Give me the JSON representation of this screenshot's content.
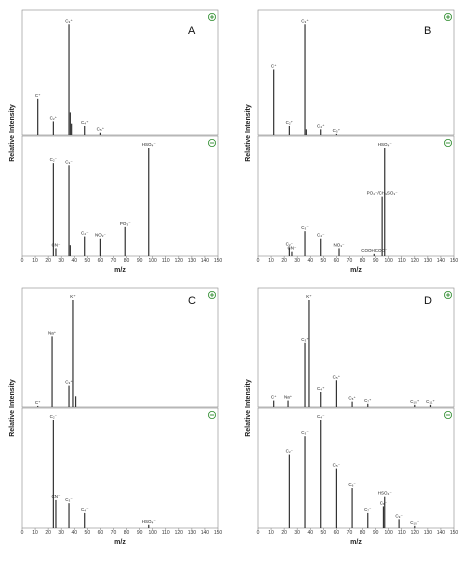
{
  "figure": {
    "xlabel": "m/z",
    "ylabel": "Relative Intensity",
    "xticks": [
      0,
      10,
      20,
      30,
      40,
      50,
      60,
      70,
      80,
      90,
      100,
      110,
      120,
      130,
      140,
      150
    ]
  },
  "chart_data": [
    {
      "type": "bar",
      "panel": "A",
      "xlim": [
        0,
        150
      ],
      "xlabel": "m/z",
      "ylabel": "Relative Intensity",
      "positive": {
        "polarity": "positive",
        "peaks": [
          {
            "mz": 12,
            "value": 0.32,
            "label": "C⁺"
          },
          {
            "mz": 24,
            "value": 0.12,
            "label": "C₂⁺"
          },
          {
            "mz": 36,
            "value": 0.98,
            "label": "C₃⁺"
          },
          {
            "mz": 37,
            "value": 0.2,
            "label": ""
          },
          {
            "mz": 38,
            "value": 0.1,
            "label": ""
          },
          {
            "mz": 48,
            "value": 0.08,
            "label": "C₄⁺"
          },
          {
            "mz": 60,
            "value": 0.02,
            "label": "C₅⁺"
          }
        ]
      },
      "negative": {
        "polarity": "negative",
        "peaks": [
          {
            "mz": 24,
            "value": 0.86,
            "label": "C₂⁻"
          },
          {
            "mz": 26,
            "value": 0.07,
            "label": "CN⁻"
          },
          {
            "mz": 36,
            "value": 0.84,
            "label": "C₃⁻"
          },
          {
            "mz": 37,
            "value": 0.1,
            "label": ""
          },
          {
            "mz": 48,
            "value": 0.18,
            "label": "C₄⁻"
          },
          {
            "mz": 60,
            "value": 0.16,
            "label": "NO₂⁻"
          },
          {
            "mz": 79,
            "value": 0.27,
            "label": "PO₃⁻"
          },
          {
            "mz": 97,
            "value": 1.0,
            "label": "HSO₄⁻"
          }
        ]
      }
    },
    {
      "type": "bar",
      "panel": "B",
      "xlim": [
        0,
        150
      ],
      "xlabel": "m/z",
      "ylabel": "Relative Intensity",
      "positive": {
        "polarity": "positive",
        "peaks": [
          {
            "mz": 12,
            "value": 0.58,
            "label": "C⁺"
          },
          {
            "mz": 24,
            "value": 0.08,
            "label": "C₂⁺"
          },
          {
            "mz": 36,
            "value": 0.98,
            "label": "C₃⁺"
          },
          {
            "mz": 37,
            "value": 0.05,
            "label": ""
          },
          {
            "mz": 48,
            "value": 0.05,
            "label": "C₄⁺"
          },
          {
            "mz": 60,
            "value": 0.01,
            "label": "C₅⁺"
          }
        ]
      },
      "negative": {
        "polarity": "negative",
        "peaks": [
          {
            "mz": 24,
            "value": 0.08,
            "label": "C₂⁻"
          },
          {
            "mz": 26,
            "value": 0.04,
            "label": "CN⁻"
          },
          {
            "mz": 36,
            "value": 0.23,
            "label": "C₃⁻"
          },
          {
            "mz": 48,
            "value": 0.16,
            "label": "C₄⁻"
          },
          {
            "mz": 62,
            "value": 0.07,
            "label": "NO₃⁻"
          },
          {
            "mz": 89,
            "value": 0.02,
            "label": "COOHCOO⁻"
          },
          {
            "mz": 95,
            "value": 0.55,
            "label": "PO₄⁻/CH₃SO₃⁻"
          },
          {
            "mz": 97,
            "value": 1.0,
            "label": "HSO₄⁻"
          }
        ]
      }
    },
    {
      "type": "bar",
      "panel": "C",
      "xlim": [
        0,
        150
      ],
      "xlabel": "m/z",
      "ylabel": "Relative Intensity",
      "positive": {
        "polarity": "positive",
        "peaks": [
          {
            "mz": 12,
            "value": 0.01,
            "label": "C⁺"
          },
          {
            "mz": 23,
            "value": 0.66,
            "label": "Na⁺"
          },
          {
            "mz": 36,
            "value": 0.2,
            "label": "C₃⁺"
          },
          {
            "mz": 39,
            "value": 1.0,
            "label": "K⁺"
          },
          {
            "mz": 41,
            "value": 0.1,
            "label": ""
          }
        ]
      },
      "negative": {
        "polarity": "negative",
        "peaks": [
          {
            "mz": 24,
            "value": 1.0,
            "label": "C₂⁻"
          },
          {
            "mz": 26,
            "value": 0.26,
            "label": "CN⁻"
          },
          {
            "mz": 36,
            "value": 0.23,
            "label": "C₃⁻"
          },
          {
            "mz": 48,
            "value": 0.14,
            "label": "C₄⁻"
          },
          {
            "mz": 97,
            "value": 0.03,
            "label": "HSO₄⁻"
          }
        ]
      }
    },
    {
      "type": "bar",
      "panel": "D",
      "xlim": [
        0,
        150
      ],
      "xlabel": "m/z",
      "ylabel": "Relative Intensity",
      "positive": {
        "polarity": "positive",
        "peaks": [
          {
            "mz": 12,
            "value": 0.06,
            "label": "C⁺"
          },
          {
            "mz": 23,
            "value": 0.06,
            "label": "Na⁺"
          },
          {
            "mz": 36,
            "value": 0.6,
            "label": "C₃⁺"
          },
          {
            "mz": 39,
            "value": 1.0,
            "label": "K⁺"
          },
          {
            "mz": 48,
            "value": 0.14,
            "label": "C₄⁺"
          },
          {
            "mz": 60,
            "value": 0.25,
            "label": "C₅⁺"
          },
          {
            "mz": 72,
            "value": 0.05,
            "label": "C₆⁺"
          },
          {
            "mz": 84,
            "value": 0.03,
            "label": "C₇⁺"
          },
          {
            "mz": 120,
            "value": 0.02,
            "label": "C₁₀⁺"
          },
          {
            "mz": 132,
            "value": 0.02,
            "label": "C₁₁⁺"
          }
        ]
      },
      "negative": {
        "polarity": "negative",
        "peaks": [
          {
            "mz": 24,
            "value": 0.68,
            "label": "C₂⁻"
          },
          {
            "mz": 36,
            "value": 0.85,
            "label": "C₃⁻"
          },
          {
            "mz": 48,
            "value": 1.0,
            "label": "C₄⁻"
          },
          {
            "mz": 60,
            "value": 0.55,
            "label": "C₅⁻"
          },
          {
            "mz": 72,
            "value": 0.37,
            "label": "C₆⁻"
          },
          {
            "mz": 84,
            "value": 0.14,
            "label": "C₇⁻"
          },
          {
            "mz": 96,
            "value": 0.2,
            "label": "C₈⁻"
          },
          {
            "mz": 97,
            "value": 0.29,
            "label": "HSO₄⁻"
          },
          {
            "mz": 108,
            "value": 0.08,
            "label": "C₉⁻"
          },
          {
            "mz": 120,
            "value": 0.02,
            "label": "C₁₀⁻"
          }
        ]
      }
    }
  ]
}
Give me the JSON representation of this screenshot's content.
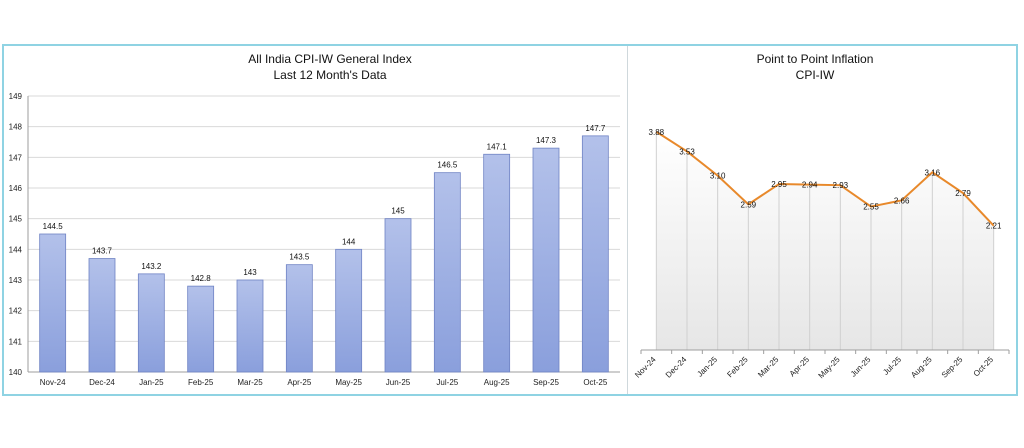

******************************

- STATED TASK: Exclude all images and restate the records above word for word.

- WORKED ANSWER:
Give me the JSON representation of this screenshot's content.
{
  "figure": {
    "xlabel": "m/z",
    "ylabel": "Relative Intensity",
    "xticks": [
      0,
      10,
      20,
      30,
      40,
      50,
      60,
      70,
      80,
      90,
      100,
      110,
      120,
      130,
      140,
      150
    ]
  },
  "chart_data": [
    {
      "type": "bar",
      "panel": "A",
      "xlim": [
        0,
        150
      ],
      "xlabel": "m/z",
      "ylabel": "Relative Intensity",
      "positive": {
        "polarity": "positive",
        "peaks": [
          {
            "mz": 12,
            "value": 0.32,
            "label": "C⁺"
          },
          {
            "mz": 24,
            "value": 0.12,
            "label": "C₂⁺"
          },
          {
            "mz": 36,
            "value": 0.98,
            "label": "C₃⁺"
          },
          {
            "mz": 37,
            "value": 0.2,
            "label": ""
          },
          {
            "mz": 38,
            "value": 0.1,
            "label": ""
          },
          {
            "mz": 48,
            "value": 0.08,
            "label": "C₄⁺"
          },
          {
            "mz": 60,
            "value": 0.02,
            "label": "C₅⁺"
          }
        ]
      },
      "negative": {
        "polarity": "negative",
        "peaks": [
          {
            "mz": 24,
            "value": 0.86,
            "label": "C₂⁻"
          },
          {
            "mz": 26,
            "value": 0.07,
            "label": "CN⁻"
          },
          {
            "mz": 36,
            "value": 0.84,
            "label": "C₃⁻"
          },
          {
            "mz": 37,
            "value": 0.1,
            "label": ""
          },
          {
            "mz": 48,
            "value": 0.18,
            "label": "C₄⁻"
          },
          {
            "mz": 60,
            "value": 0.16,
            "label": "NO₂⁻"
          },
          {
            "mz": 79,
            "value": 0.27,
            "label": "PO₃⁻"
          },
          {
            "mz": 97,
            "value": 1.0,
            "label": "HSO₄⁻"
          }
        ]
      }
    },
    {
      "type": "bar",
      "panel": "B",
      "xlim": [
        0,
        150
      ],
      "xlabel": "m/z",
      "ylabel": "Relative Intensity",
      "positive": {
        "polarity": "positive",
        "peaks": [
          {
            "mz": 12,
            "value": 0.58,
            "label": "C⁺"
          },
          {
            "mz": 24,
            "value": 0.08,
            "label": "C₂⁺"
          },
          {
            "mz": 36,
            "value": 0.98,
            "label": "C₃⁺"
          },
          {
            "mz": 37,
            "value": 0.05,
            "label": ""
          },
          {
            "mz": 48,
            "value": 0.05,
            "label": "C₄⁺"
          },
          {
            "mz": 60,
            "value": 0.01,
            "label": "C₅⁺"
          }
        ]
      },
      "negative": {
        "polarity": "negative",
        "peaks": [
          {
            "mz": 24,
            "value": 0.08,
            "label": "C₂⁻"
          },
          {
            "mz": 26,
            "value": 0.04,
            "label": "CN⁻"
          },
          {
            "mz": 36,
            "value": 0.23,
            "label": "C₃⁻"
          },
          {
            "mz": 48,
            "value": 0.16,
            "label": "C₄⁻"
          },
          {
            "mz": 62,
            "value": 0.07,
            "label": "NO₃⁻"
          },
          {
            "mz": 89,
            "value": 0.02,
            "label": "COOHCOO⁻"
          },
          {
            "mz": 95,
            "value": 0.55,
            "label": "PO₄⁻/CH₃SO₃⁻"
          },
          {
            "mz": 97,
            "value": 1.0,
            "label": "HSO₄⁻"
          }
        ]
      }
    },
    {
      "type": "bar",
      "panel": "C",
      "xlim": [
        0,
        150
      ],
      "xlabel": "m/z",
      "ylabel": "Relative Intensity",
      "positive": {
        "polarity": "positive",
        "peaks": [
          {
            "mz": 12,
            "value": 0.01,
            "label": "C⁺"
          },
          {
            "mz": 23,
            "value": 0.66,
            "label": "Na⁺"
          },
          {
            "mz": 36,
            "value": 0.2,
            "label": "C₃⁺"
          },
          {
            "mz": 39,
            "value": 1.0,
            "label": "K⁺"
          },
          {
            "mz": 41,
            "value": 0.1,
            "label": ""
          }
        ]
      },
      "negative": {
        "polarity": "negative",
        "peaks": [
          {
            "mz": 24,
            "value": 1.0,
            "label": "C₂⁻"
          },
          {
            "mz": 26,
            "value": 0.26,
            "label": "CN⁻"
          },
          {
            "mz": 36,
            "value": 0.23,
            "label": "C₃⁻"
          },
          {
            "mz": 48,
            "value": 0.14,
            "label": "C₄⁻"
          },
          {
            "mz": 97,
            "value": 0.03,
            "label": "HSO₄⁻"
          }
        ]
      }
    },
    {
      "type": "bar",
      "panel": "D",
      "xlim": [
        0,
        150
      ],
      "xlabel": "m/z",
      "ylabel": "Relative Intensity",
      "positive": {
        "polarity": "positive",
        "peaks": [
          {
            "mz": 12,
            "value": 0.06,
            "label": "C⁺"
          },
          {
            "mz": 23,
            "value": 0.06,
            "label": "Na⁺"
          },
          {
            "mz": 36,
            "value": 0.6,
            "label": "C₃⁺"
          },
          {
            "mz": 39,
            "value": 1.0,
            "label": "K⁺"
          },
          {
            "mz": 48,
            "value": 0.14,
            "label": "C₄⁺"
          },
          {
            "mz": 60,
            "value": 0.25,
            "label": "C₅⁺"
          },
          {
            "mz": 72,
            "value": 0.05,
            "label": "C₆⁺"
          },
          {
            "mz": 84,
            "value": 0.03,
            "label": "C₇⁺"
          },
          {
            "mz": 120,
            "value": 0.02,
            "label": "C₁₀⁺"
          },
          {
            "mz": 132,
            "value": 0.02,
            "label": "C₁₁⁺"
          }
        ]
      },
      "negative": {
        "polarity": "negative",
        "peaks": [
          {
            "mz": 24,
            "value": 0.68,
            "label": "C₂⁻"
          },
          {
            "mz": 36,
            "value": 0.85,
            "label": "C₃⁻"
          },
          {
            "mz": 48,
            "value": 1.0,
            "label": "C₄⁻"
          },
          {
            "mz": 60,
            "value": 0.55,
            "label": "C₅⁻"
          },
          {
            "mz": 72,
            "value": 0.37,
            "label": "C₆⁻"
          },
          {
            "mz": 84,
            "value": 0.14,
            "label": "C₇⁻"
          },
          {
            "mz": 96,
            "value": 0.2,
            "label": "C₈⁻"
          },
          {
            "mz": 97,
            "value": 0.29,
            "label": "HSO₄⁻"
          },
          {
            "mz": 108,
            "value": 0.08,
            "label": "C₉⁻"
          },
          {
            "mz": 120,
            "value": 0.02,
            "label": "C₁₀⁻"
          }
        ]
      }
    }
  ]
}
Give me the JSON representation of this screenshot's content.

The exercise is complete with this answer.